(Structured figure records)

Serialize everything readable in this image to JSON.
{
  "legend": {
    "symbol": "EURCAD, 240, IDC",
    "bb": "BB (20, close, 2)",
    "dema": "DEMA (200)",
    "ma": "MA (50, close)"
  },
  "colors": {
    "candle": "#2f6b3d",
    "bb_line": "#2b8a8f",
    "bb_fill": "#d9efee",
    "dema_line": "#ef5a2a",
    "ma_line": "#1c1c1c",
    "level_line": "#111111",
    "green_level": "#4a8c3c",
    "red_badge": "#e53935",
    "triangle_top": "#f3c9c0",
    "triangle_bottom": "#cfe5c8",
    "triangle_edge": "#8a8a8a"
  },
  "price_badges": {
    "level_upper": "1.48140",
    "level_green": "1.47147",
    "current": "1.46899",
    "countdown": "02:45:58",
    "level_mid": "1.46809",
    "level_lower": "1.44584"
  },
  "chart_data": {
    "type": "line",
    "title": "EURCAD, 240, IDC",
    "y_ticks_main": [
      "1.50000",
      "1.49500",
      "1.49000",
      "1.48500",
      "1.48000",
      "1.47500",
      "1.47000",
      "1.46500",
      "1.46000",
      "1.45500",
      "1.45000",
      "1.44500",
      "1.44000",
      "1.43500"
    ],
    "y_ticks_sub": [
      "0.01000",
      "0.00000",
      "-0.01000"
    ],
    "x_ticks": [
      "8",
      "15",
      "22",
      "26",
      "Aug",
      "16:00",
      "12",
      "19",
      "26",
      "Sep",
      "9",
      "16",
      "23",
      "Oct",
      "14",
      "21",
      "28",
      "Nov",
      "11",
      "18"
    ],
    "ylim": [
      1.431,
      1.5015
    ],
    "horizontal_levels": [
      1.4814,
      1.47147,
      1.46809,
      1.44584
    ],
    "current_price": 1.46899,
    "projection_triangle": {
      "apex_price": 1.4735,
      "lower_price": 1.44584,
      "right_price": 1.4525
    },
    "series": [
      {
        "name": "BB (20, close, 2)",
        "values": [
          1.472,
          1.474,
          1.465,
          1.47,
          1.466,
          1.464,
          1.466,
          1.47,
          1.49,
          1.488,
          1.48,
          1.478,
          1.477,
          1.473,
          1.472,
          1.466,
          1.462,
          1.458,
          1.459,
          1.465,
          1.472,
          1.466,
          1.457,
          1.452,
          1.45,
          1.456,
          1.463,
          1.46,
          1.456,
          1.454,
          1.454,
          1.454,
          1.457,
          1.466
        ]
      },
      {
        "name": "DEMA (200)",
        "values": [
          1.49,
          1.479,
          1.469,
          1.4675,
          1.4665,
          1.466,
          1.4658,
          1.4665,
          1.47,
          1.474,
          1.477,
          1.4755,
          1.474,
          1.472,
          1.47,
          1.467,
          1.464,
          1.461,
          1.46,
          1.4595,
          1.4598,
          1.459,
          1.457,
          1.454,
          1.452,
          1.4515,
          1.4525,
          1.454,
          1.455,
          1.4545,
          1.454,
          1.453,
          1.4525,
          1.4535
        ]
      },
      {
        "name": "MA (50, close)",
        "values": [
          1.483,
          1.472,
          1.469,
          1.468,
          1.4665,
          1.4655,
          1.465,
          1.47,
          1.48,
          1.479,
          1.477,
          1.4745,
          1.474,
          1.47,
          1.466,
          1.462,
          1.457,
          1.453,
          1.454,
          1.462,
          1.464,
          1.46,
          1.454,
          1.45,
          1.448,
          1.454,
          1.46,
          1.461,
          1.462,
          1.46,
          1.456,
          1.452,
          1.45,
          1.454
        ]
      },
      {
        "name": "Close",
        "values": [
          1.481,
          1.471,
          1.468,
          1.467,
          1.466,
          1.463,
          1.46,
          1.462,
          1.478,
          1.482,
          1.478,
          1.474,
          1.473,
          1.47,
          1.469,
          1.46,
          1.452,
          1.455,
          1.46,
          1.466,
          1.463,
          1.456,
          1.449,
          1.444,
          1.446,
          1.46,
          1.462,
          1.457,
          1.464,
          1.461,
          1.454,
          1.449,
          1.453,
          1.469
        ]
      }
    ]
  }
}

(Given exercise):
Write out the full set of records exactly as given.

(Exercise answer):
Serialize everything readable in this image to JSON.
{
  "legend": {
    "symbol": "EURCAD, 240, IDC",
    "bb": "BB (20, close, 2)",
    "dema": "DEMA (200)",
    "ma": "MA (50, close)"
  },
  "colors": {
    "candle": "#2f6b3d",
    "bb_line": "#2b8a8f",
    "bb_fill": "#d9efee",
    "dema_line": "#ef5a2a",
    "ma_line": "#1c1c1c",
    "level_line": "#111111",
    "green_level": "#4a8c3c",
    "red_badge": "#e53935",
    "triangle_top": "#f3c9c0",
    "triangle_bottom": "#cfe5c8",
    "triangle_edge": "#8a8a8a"
  },
  "price_badges": {
    "level_upper": "1.48140",
    "level_green": "1.47147",
    "current": "1.46899",
    "countdown": "02:45:58",
    "level_mid": "1.46809",
    "level_lower": "1.44584"
  },
  "chart_data": {
    "type": "line",
    "title": "EURCAD, 240, IDC",
    "y_ticks_main": [
      "1.50000",
      "1.49500",
      "1.49000",
      "1.48500",
      "1.48000",
      "1.47500",
      "1.47000",
      "1.46500",
      "1.46000",
      "1.45500",
      "1.45000",
      "1.44500",
      "1.44000",
      "1.43500"
    ],
    "y_ticks_sub": [
      "0.01000",
      "0.00000",
      "-0.01000"
    ],
    "x_ticks": [
      "8",
      "15",
      "22",
      "26",
      "Aug",
      "16:00",
      "12",
      "19",
      "26",
      "Sep",
      "9",
      "16",
      "23",
      "Oct",
      "14",
      "21",
      "28",
      "Nov",
      "11",
      "18"
    ],
    "ylim": [
      1.431,
      1.5015
    ],
    "horizontal_levels": [
      1.4814,
      1.47147,
      1.46809,
      1.44584
    ],
    "current_price": 1.46899,
    "projection_triangle": {
      "apex_price": 1.4735,
      "lower_price": 1.44584,
      "right_price": 1.4525
    },
    "series": [
      {
        "name": "BB (20, close, 2)",
        "values": [
          1.472,
          1.474,
          1.465,
          1.47,
          1.466,
          1.464,
          1.466,
          1.47,
          1.49,
          1.488,
          1.48,
          1.478,
          1.477,
          1.473,
          1.472,
          1.466,
          1.462,
          1.458,
          1.459,
          1.465,
          1.472,
          1.466,
          1.457,
          1.452,
          1.45,
          1.456,
          1.463,
          1.46,
          1.456,
          1.454,
          1.454,
          1.454,
          1.457,
          1.466
        ]
      },
      {
        "name": "DEMA (200)",
        "values": [
          1.49,
          1.479,
          1.469,
          1.4675,
          1.4665,
          1.466,
          1.4658,
          1.4665,
          1.47,
          1.474,
          1.477,
          1.4755,
          1.474,
          1.472,
          1.47,
          1.467,
          1.464,
          1.461,
          1.46,
          1.4595,
          1.4598,
          1.459,
          1.457,
          1.454,
          1.452,
          1.4515,
          1.4525,
          1.454,
          1.455,
          1.4545,
          1.454,
          1.453,
          1.4525,
          1.4535
        ]
      },
      {
        "name": "MA (50, close)",
        "values": [
          1.483,
          1.472,
          1.469,
          1.468,
          1.4665,
          1.4655,
          1.465,
          1.47,
          1.48,
          1.479,
          1.477,
          1.4745,
          1.474,
          1.47,
          1.466,
          1.462,
          1.457,
          1.453,
          1.454,
          1.462,
          1.464,
          1.46,
          1.454,
          1.45,
          1.448,
          1.454,
          1.46,
          1.461,
          1.462,
          1.46,
          1.456,
          1.452,
          1.45,
          1.454
        ]
      },
      {
        "name": "Close",
        "values": [
          1.481,
          1.471,
          1.468,
          1.467,
          1.466,
          1.463,
          1.46,
          1.462,
          1.478,
          1.482,
          1.478,
          1.474,
          1.473,
          1.47,
          1.469,
          1.46,
          1.452,
          1.455,
          1.46,
          1.466,
          1.463,
          1.456,
          1.449,
          1.444,
          1.446,
          1.46,
          1.462,
          1.457,
          1.464,
          1.461,
          1.454,
          1.449,
          1.453,
          1.469
        ]
      }
    ]
  }
}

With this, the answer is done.